--- Begin Material supplied ---

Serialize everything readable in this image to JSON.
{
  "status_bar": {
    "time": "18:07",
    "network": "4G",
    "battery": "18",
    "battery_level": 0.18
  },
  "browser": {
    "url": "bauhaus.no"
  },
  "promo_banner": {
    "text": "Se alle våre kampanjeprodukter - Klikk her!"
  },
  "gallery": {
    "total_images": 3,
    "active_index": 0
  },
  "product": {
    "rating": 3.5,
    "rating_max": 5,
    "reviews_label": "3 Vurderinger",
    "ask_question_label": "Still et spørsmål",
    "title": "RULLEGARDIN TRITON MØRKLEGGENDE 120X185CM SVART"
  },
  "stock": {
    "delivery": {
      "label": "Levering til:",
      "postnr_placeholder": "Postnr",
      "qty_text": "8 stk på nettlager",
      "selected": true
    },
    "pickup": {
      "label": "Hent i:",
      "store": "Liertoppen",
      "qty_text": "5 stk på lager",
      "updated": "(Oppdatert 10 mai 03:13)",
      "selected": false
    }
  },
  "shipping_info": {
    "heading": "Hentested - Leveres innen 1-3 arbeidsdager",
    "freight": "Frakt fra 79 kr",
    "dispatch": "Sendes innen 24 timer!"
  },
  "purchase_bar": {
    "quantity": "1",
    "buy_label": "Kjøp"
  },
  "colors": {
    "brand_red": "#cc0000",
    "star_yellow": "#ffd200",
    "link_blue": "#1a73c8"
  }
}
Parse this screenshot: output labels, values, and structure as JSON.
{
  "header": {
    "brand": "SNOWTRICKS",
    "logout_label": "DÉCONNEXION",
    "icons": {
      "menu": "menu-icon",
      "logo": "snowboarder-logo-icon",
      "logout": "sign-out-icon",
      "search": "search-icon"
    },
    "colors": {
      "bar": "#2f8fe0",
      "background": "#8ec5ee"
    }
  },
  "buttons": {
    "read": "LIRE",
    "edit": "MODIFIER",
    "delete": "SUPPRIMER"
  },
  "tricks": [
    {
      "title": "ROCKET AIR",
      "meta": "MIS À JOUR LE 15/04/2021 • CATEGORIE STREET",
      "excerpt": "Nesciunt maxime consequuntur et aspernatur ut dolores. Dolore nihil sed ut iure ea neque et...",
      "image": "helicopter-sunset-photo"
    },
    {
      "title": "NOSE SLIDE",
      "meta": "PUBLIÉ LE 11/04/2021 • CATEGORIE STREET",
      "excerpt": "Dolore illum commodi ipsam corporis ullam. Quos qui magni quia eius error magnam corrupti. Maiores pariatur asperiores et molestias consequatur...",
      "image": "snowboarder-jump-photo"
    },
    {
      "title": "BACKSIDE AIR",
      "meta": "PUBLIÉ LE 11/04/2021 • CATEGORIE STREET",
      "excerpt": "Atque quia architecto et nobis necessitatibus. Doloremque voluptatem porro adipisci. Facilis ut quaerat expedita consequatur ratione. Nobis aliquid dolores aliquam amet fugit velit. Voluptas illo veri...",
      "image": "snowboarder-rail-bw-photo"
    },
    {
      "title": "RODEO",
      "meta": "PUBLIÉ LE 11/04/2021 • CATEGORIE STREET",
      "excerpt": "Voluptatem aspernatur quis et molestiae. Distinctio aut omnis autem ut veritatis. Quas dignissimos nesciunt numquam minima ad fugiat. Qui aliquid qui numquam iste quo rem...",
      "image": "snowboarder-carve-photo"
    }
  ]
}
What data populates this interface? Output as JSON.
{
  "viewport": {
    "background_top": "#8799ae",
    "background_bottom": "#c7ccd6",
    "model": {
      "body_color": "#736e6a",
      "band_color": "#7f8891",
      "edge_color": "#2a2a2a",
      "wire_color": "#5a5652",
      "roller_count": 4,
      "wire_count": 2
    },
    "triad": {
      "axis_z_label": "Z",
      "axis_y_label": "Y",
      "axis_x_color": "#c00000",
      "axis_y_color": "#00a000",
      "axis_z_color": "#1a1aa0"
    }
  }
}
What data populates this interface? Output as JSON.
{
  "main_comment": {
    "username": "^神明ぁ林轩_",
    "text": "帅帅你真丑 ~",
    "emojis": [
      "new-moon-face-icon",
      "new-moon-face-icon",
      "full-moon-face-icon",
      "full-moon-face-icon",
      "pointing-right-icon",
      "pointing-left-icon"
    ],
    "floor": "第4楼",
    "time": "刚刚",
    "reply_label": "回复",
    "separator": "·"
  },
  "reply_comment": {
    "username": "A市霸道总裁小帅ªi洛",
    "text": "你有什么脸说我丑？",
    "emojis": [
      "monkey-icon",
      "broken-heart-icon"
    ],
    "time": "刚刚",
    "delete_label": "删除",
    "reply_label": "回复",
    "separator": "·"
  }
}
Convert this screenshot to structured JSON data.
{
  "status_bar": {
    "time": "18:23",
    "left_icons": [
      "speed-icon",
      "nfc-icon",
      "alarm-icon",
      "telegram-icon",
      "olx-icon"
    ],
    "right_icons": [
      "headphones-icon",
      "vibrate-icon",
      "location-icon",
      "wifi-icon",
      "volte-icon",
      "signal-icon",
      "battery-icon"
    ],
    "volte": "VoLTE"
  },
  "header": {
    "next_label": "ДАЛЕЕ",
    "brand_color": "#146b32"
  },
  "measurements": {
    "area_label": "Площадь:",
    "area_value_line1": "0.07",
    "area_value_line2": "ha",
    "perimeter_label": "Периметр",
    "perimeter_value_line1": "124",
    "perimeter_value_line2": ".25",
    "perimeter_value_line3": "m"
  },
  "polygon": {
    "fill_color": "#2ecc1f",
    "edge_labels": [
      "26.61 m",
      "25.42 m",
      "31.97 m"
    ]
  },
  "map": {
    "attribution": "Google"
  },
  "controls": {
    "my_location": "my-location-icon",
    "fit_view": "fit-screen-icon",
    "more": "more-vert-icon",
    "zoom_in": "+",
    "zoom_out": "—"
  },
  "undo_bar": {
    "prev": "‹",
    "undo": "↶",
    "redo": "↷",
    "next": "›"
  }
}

--- End Material supplied ---

Problem statement = Repeat all the entries word for word.

Worked answer =
Serialize everything readable in this image to JSON.
{
  "status_bar": {
    "time": "18:07",
    "network": "4G",
    "battery": "18",
    "battery_level": 0.18
  },
  "browser": {
    "url": "bauhaus.no"
  },
  "promo_banner": {
    "text": "Se alle våre kampanjeprodukter - Klikk her!"
  },
  "gallery": {
    "total_images": 3,
    "active_index": 0
  },
  "product": {
    "rating": 3.5,
    "rating_max": 5,
    "reviews_label": "3 Vurderinger",
    "ask_question_label": "Still et spørsmål",
    "title": "RULLEGARDIN TRITON MØRKLEGGENDE 120X185CM SVART"
  },
  "stock": {
    "delivery": {
      "label": "Levering til:",
      "postnr_placeholder": "Postnr",
      "qty_text": "8 stk på nettlager",
      "selected": true
    },
    "pickup": {
      "label": "Hent i:",
      "store": "Liertoppen",
      "qty_text": "5 stk på lager",
      "updated": "(Oppdatert 10 mai 03:13)",
      "selected": false
    }
  },
  "shipping_info": {
    "heading": "Hentested - Leveres innen 1-3 arbeidsdager",
    "freight": "Frakt fra 79 kr",
    "dispatch": "Sendes innen 24 timer!"
  },
  "purchase_bar": {
    "quantity": "1",
    "buy_label": "Kjøp"
  },
  "colors": {
    "brand_red": "#cc0000",
    "star_yellow": "#ffd200",
    "link_blue": "#1a73c8"
  }
}
Parse this screenshot: output labels, values, and structure as JSON.
{
  "header": {
    "brand": "SNOWTRICKS",
    "logout_label": "DÉCONNEXION",
    "icons": {
      "menu": "menu-icon",
      "logo": "snowboarder-logo-icon",
      "logout": "sign-out-icon",
      "search": "search-icon"
    },
    "colors": {
      "bar": "#2f8fe0",
      "background": "#8ec5ee"
    }
  },
  "buttons": {
    "read": "LIRE",
    "edit": "MODIFIER",
    "delete": "SUPPRIMER"
  },
  "tricks": [
    {
      "title": "ROCKET AIR",
      "meta": "MIS À JOUR LE 15/04/2021 • CATEGORIE STREET",
      "excerpt": "Nesciunt maxime consequuntur et aspernatur ut dolores. Dolore nihil sed ut iure ea neque et...",
      "image": "helicopter-sunset-photo"
    },
    {
      "title": "NOSE SLIDE",
      "meta": "PUBLIÉ LE 11/04/2021 • CATEGORIE STREET",
      "excerpt": "Dolore illum commodi ipsam corporis ullam. Quos qui magni quia eius error magnam corrupti. Maiores pariatur asperiores et molestias consequatur...",
      "image": "snowboarder-jump-photo"
    },
    {
      "title": "BACKSIDE AIR",
      "meta": "PUBLIÉ LE 11/04/2021 • CATEGORIE STREET",
      "excerpt": "Atque quia architecto et nobis necessitatibus. Doloremque voluptatem porro adipisci. Facilis ut quaerat expedita consequatur ratione. Nobis aliquid dolores aliquam amet fugit velit. Voluptas illo veri...",
      "image": "snowboarder-rail-bw-photo"
    },
    {
      "title": "RODEO",
      "meta": "PUBLIÉ LE 11/04/2021 • CATEGORIE STREET",
      "excerpt": "Voluptatem aspernatur quis et molestiae. Distinctio aut omnis autem ut veritatis. Quas dignissimos nesciunt numquam minima ad fugiat. Qui aliquid qui numquam iste quo rem...",
      "image": "snowboarder-carve-photo"
    }
  ]
}
What data populates this interface? Output as JSON.
{
  "viewport": {
    "background_top": "#8799ae",
    "background_bottom": "#c7ccd6",
    "model": {
      "body_color": "#736e6a",
      "band_color": "#7f8891",
      "edge_color": "#2a2a2a",
      "wire_color": "#5a5652",
      "roller_count": 4,
      "wire_count": 2
    },
    "triad": {
      "axis_z_label": "Z",
      "axis_y_label": "Y",
      "axis_x_color": "#c00000",
      "axis_y_color": "#00a000",
      "axis_z_color": "#1a1aa0"
    }
  }
}
What data populates this interface? Output as JSON.
{
  "main_comment": {
    "username": "^神明ぁ林轩_",
    "text": "帅帅你真丑 ~",
    "emojis": [
      "new-moon-face-icon",
      "new-moon-face-icon",
      "full-moon-face-icon",
      "full-moon-face-icon",
      "pointing-right-icon",
      "pointing-left-icon"
    ],
    "floor": "第4楼",
    "time": "刚刚",
    "reply_label": "回复",
    "separator": "·"
  },
  "reply_comment": {
    "username": "A市霸道总裁小帅ªi洛",
    "text": "你有什么脸说我丑？",
    "emojis": [
      "monkey-icon",
      "broken-heart-icon"
    ],
    "time": "刚刚",
    "delete_label": "删除",
    "reply_label": "回复",
    "separator": "·"
  }
}
Convert this screenshot to structured JSON data.
{
  "status_bar": {
    "time": "18:23",
    "left_icons": [
      "speed-icon",
      "nfc-icon",
      "alarm-icon",
      "telegram-icon",
      "olx-icon"
    ],
    "right_icons": [
      "headphones-icon",
      "vibrate-icon",
      "location-icon",
      "wifi-icon",
      "volte-icon",
      "signal-icon",
      "battery-icon"
    ],
    "volte": "VoLTE"
  },
  "header": {
    "next_label": "ДАЛЕЕ",
    "brand_color": "#146b32"
  },
  "measurements": {
    "area_label": "Площадь:",
    "area_value_line1": "0.07",
    "area_value_line2": "ha",
    "perimeter_label": "Периметр",
    "perimeter_value_line1": "124",
    "perimeter_value_line2": ".25",
    "perimeter_value_line3": "m"
  },
  "polygon": {
    "fill_color": "#2ecc1f",
    "edge_labels": [
      "26.61 m",
      "25.42 m",
      "31.97 m"
    ]
  },
  "map": {
    "attribution": "Google"
  },
  "controls": {
    "my_location": "my-location-icon",
    "fit_view": "fit-screen-icon",
    "more": "more-vert-icon",
    "zoom_in": "+",
    "zoom_out": "—"
  },
  "undo_bar": {
    "prev": "‹",
    "undo": "↶",
    "redo": "↷",
    "next": "›"
  }
}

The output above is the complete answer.